## INSTRUCTIONS FOR THE TASK
Please output every line of the records below as a JSON list of strings, one string per line, leaving out blank lines.

━━ SUPPLIED MATERIAL

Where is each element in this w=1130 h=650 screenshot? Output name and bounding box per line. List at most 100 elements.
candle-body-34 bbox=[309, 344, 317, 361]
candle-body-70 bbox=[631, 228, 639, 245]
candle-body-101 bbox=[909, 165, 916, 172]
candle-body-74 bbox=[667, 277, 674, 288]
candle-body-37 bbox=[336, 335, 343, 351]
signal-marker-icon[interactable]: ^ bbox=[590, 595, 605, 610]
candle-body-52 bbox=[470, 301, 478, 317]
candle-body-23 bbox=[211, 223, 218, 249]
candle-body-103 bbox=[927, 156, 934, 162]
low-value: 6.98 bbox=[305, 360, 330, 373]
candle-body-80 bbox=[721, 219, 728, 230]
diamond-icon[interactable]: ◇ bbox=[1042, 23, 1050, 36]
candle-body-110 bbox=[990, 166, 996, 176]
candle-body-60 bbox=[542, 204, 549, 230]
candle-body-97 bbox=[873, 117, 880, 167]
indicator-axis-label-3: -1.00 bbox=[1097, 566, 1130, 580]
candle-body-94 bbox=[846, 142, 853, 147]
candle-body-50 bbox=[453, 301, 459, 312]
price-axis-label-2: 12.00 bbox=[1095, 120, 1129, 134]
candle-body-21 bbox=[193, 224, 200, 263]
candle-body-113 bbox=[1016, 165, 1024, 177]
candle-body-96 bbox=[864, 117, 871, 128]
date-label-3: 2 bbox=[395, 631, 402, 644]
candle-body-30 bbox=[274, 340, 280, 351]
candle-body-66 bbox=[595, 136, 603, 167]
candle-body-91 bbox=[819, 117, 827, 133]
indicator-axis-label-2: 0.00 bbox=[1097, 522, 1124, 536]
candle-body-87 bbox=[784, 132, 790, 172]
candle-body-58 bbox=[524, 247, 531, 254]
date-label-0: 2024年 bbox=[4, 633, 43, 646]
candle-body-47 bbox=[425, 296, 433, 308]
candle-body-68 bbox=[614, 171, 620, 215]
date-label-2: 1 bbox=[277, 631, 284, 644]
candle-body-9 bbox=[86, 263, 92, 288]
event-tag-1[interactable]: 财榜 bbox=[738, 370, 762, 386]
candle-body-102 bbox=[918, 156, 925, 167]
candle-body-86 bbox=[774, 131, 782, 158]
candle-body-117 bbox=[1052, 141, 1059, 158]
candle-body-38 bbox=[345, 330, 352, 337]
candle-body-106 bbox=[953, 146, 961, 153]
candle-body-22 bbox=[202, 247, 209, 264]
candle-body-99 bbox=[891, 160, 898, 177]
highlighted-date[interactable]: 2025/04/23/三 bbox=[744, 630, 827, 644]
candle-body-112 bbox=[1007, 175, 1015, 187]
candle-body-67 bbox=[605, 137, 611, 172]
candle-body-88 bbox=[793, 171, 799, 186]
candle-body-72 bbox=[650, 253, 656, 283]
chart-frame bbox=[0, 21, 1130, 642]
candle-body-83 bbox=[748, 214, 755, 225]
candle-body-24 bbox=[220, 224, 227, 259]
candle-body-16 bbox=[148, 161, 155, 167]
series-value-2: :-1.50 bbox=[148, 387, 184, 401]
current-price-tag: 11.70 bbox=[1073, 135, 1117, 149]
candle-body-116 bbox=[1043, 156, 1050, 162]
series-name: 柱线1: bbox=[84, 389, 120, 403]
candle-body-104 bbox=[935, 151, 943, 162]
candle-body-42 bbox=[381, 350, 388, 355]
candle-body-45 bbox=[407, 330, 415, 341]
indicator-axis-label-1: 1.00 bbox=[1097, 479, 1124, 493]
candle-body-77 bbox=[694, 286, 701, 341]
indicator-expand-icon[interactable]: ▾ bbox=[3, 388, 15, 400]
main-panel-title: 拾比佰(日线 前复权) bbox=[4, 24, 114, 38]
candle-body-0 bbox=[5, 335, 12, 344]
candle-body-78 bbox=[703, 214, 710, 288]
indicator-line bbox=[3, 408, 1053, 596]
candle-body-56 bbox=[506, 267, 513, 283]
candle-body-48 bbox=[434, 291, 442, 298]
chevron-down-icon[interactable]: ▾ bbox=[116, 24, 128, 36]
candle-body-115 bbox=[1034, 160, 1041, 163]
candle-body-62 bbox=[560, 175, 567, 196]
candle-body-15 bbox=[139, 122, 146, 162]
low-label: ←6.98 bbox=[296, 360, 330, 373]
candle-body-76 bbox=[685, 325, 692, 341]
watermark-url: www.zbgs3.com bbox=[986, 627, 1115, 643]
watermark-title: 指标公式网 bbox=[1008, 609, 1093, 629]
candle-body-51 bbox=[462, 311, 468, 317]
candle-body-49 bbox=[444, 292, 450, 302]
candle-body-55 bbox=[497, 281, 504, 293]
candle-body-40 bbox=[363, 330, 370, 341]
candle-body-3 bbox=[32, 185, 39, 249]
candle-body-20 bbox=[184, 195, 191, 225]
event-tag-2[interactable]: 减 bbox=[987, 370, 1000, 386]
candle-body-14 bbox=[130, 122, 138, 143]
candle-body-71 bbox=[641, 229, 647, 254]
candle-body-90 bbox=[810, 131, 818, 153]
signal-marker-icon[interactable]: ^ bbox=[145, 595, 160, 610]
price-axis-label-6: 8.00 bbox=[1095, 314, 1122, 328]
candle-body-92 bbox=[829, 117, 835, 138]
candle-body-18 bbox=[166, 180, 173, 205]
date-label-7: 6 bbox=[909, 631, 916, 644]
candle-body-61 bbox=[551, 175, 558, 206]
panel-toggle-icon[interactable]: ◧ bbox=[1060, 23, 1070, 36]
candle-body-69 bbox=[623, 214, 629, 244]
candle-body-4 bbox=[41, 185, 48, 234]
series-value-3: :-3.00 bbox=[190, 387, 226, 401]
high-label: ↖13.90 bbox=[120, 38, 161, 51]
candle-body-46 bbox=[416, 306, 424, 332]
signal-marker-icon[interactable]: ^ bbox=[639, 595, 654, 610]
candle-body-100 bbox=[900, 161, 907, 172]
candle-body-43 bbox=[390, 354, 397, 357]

━━━━

## WRITTEN ANSWER
[
  "Where is each element in this w=1130 h=650 screenshot? Output name and bounding box per line. List at most 100 elements.",
  "candle-body-34 bbox=[309, 344, 317, 361]",
  "candle-body-70 bbox=[631, 228, 639, 245]",
  "candle-body-101 bbox=[909, 165, 916, 172]",
  "candle-body-74 bbox=[667, 277, 674, 288]",
  "candle-body-37 bbox=[336, 335, 343, 351]",
  "signal-marker-icon[interactable]: ^ bbox=[590, 595, 605, 610]",
  "candle-body-52 bbox=[470, 301, 478, 317]",
  "candle-body-23 bbox=[211, 223, 218, 249]",
  "candle-body-103 bbox=[927, 156, 934, 162]",
  "low-value: 6.98 bbox=[305, 360, 330, 373]",
  "candle-body-80 bbox=[721, 219, 728, 230]",
  "diamond-icon[interactable]: ◇ bbox=[1042, 23, 1050, 36]",
  "candle-body-110 bbox=[990, 166, 996, 176]",
  "candle-body-60 bbox=[542, 204, 549, 230]",
  "candle-body-97 bbox=[873, 117, 880, 167]",
  "indicator-axis-label-3: -1.00 bbox=[1097, 566, 1130, 580]",
  "candle-body-94 bbox=[846, 142, 853, 147]",
  "candle-body-50 bbox=[453, 301, 459, 312]",
  "price-axis-label-2: 12.00 bbox=[1095, 120, 1129, 134]",
  "candle-body-21 bbox=[193, 224, 200, 263]",
  "candle-body-113 bbox=[1016, 165, 1024, 177]",
  "candle-body-96 bbox=[864, 117, 871, 128]",
  "date-label-3: 2 bbox=[395, 631, 402, 644]",
  "candle-body-30 bbox=[274, 340, 280, 351]",
  "candle-body-66 bbox=[595, 136, 603, 167]",
  "candle-body-91 bbox=[819, 117, 827, 133]",
  "indicator-axis-label-2: 0.00 bbox=[1097, 522, 1124, 536]",
  "candle-body-87 bbox=[784, 132, 790, 172]",
  "candle-body-58 bbox=[524, 247, 531, 254]",
  "date-label-0: 2024年 bbox=[4, 633, 43, 646]",
  "candle-body-47 bbox=[425, 296, 433, 308]",
  "candle-body-68 bbox=[614, 171, 620, 215]",
  "date-label-2: 1 bbox=[277, 631, 284, 644]",
  "candle-body-9 bbox=[86, 263, 92, 288]",
  "event-tag-1[interactable]: 财榜 bbox=[738, 370, 762, 386]",
  "candle-body-102 bbox=[918, 156, 925, 167]",
  "candle-body-86 bbox=[774, 131, 782, 158]",
  "candle-body-117 bbox=[1052, 141, 1059, 158]",
  "candle-body-38 bbox=[345, 330, 352, 337]",
  "candle-body-106 bbox=[953, 146, 961, 153]",
  "candle-body-22 bbox=[202, 247, 209, 264]",
  "candle-body-99 bbox=[891, 160, 898, 177]",
  "highlighted-date[interactable]: 2025/04/23/三 bbox=[744, 630, 827, 644]",
  "candle-body-112 bbox=[1007, 175, 1015, 187]",
  "candle-body-67 bbox=[605, 137, 611, 172]",
  "candle-body-88 bbox=[793, 171, 799, 186]",
  "candle-body-72 bbox=[650, 253, 656, 283]",
  "chart-frame bbox=[0, 21, 1130, 642]",
  "candle-body-83 bbox=[748, 214, 755, 225]",
  "candle-body-24 bbox=[220, 224, 227, 259]",
  "candle-body-16 bbox=[148, 161, 155, 167]",
  "series-value-2: :-1.50 bbox=[148, 387, 184, 401]",
  "current-price-tag: 11.70 bbox=[1073, 135, 1117, 149]",
  "candle-body-116 bbox=[1043, 156, 1050, 162]",
  "series-name: 柱线1: bbox=[84, 389, 120, 403]",
  "candle-body-104 bbox=[935, 151, 943, 162]",
  "candle-body-42 bbox=[381, 350, 388, 355]",
  "candle-body-45 bbox=[407, 330, 415, 341]",
  "indicator-axis-label-1: 1.00 bbox=[1097, 479, 1124, 493]",
  "candle-body-77 bbox=[694, 286, 701, 341]",
  "indicator-expand-icon[interactable]: ▾ bbox=[3, 388, 15, 400]",
  "main-panel-title: 拾比佰(日线 前复权) bbox=[4, 24, 114, 38]",
  "candle-body-0 bbox=[5, 335, 12, 344]",
  "candle-body-78 bbox=[703, 214, 710, 288]",
  "indicator-line bbox=[3, 408, 1053, 596]",
  "candle-body-56 bbox=[506, 267, 513, 283]",
  "candle-body-48 bbox=[434, 291, 442, 298]",
  "chevron-down-icon[interactable]: ▾ bbox=[116, 24, 128, 36]",
  "candle-body-115 bbox=[1034, 160, 1041, 163]",
  "candle-body-62 bbox=[560, 175, 567, 196]",
  "candle-body-15 bbox=[139, 122, 146, 162]",
  "low-label: ←6.98 bbox=[296, 360, 330, 373]",
  "candle-body-76 bbox=[685, 325, 692, 341]",
  "watermark-url: www.zbgs3.com bbox=[986, 627, 1115, 643]",
  "watermark-title: 指标公式网 bbox=[1008, 609, 1093, 629]",
  "candle-body-51 bbox=[462, 311, 468, 317]",
  "candle-body-49 bbox=[444, 292, 450, 302]",
  "candle-body-55 bbox=[497, 281, 504, 293]",
  "candle-body-40 bbox=[363, 330, 370, 341]",
  "candle-body-3 bbox=[32, 185, 39, 249]",
  "candle-body-20 bbox=[184, 195, 191, 225]",
  "event-tag-2[interactable]: 减 bbox=[987, 370, 1000, 386]",
  "candle-body-14 bbox=[130, 122, 138, 143]",
  "candle-body-71 bbox=[641, 229, 647, 254]",
  "candle-body-90 bbox=[810, 131, 818, 153]",
  "signal-marker-icon[interactable]: ^ bbox=[145, 595, 160, 610]",
  "price-axis-label-6: 8.00 bbox=[1095, 314, 1122, 328]",
  "candle-body-92 bbox=[829, 117, 835, 138]",
  "candle-body-18 bbox=[166, 180, 173, 205]",
  "date-label-7: 6 bbox=[909, 631, 916, 644]",
  "candle-body-61 bbox=[551, 175, 558, 206]",
  "panel-toggle-icon[interactable]: ◧ bbox=[1060, 23, 1070, 36]",
  "candle-body-69 bbox=[623, 214, 629, 244]",
  "candle-body-4 bbox=[41, 185, 48, 234]",
  "series-value-3: :-3.00 bbox=[190, 387, 226, 401]",
  "high-label: ↖13.90 bbox=[120, 38, 161, 51]",
  "candle-body-46 bbox=[416, 306, 424, 332]",
  "signal-marker-icon[interactable]: ^ bbox=[639, 595, 654, 610]",
  "candle-body-100 bbox=[900, 161, 907, 172]",
  "candle-body-43 bbox=[390, 354, 397, 357]"
]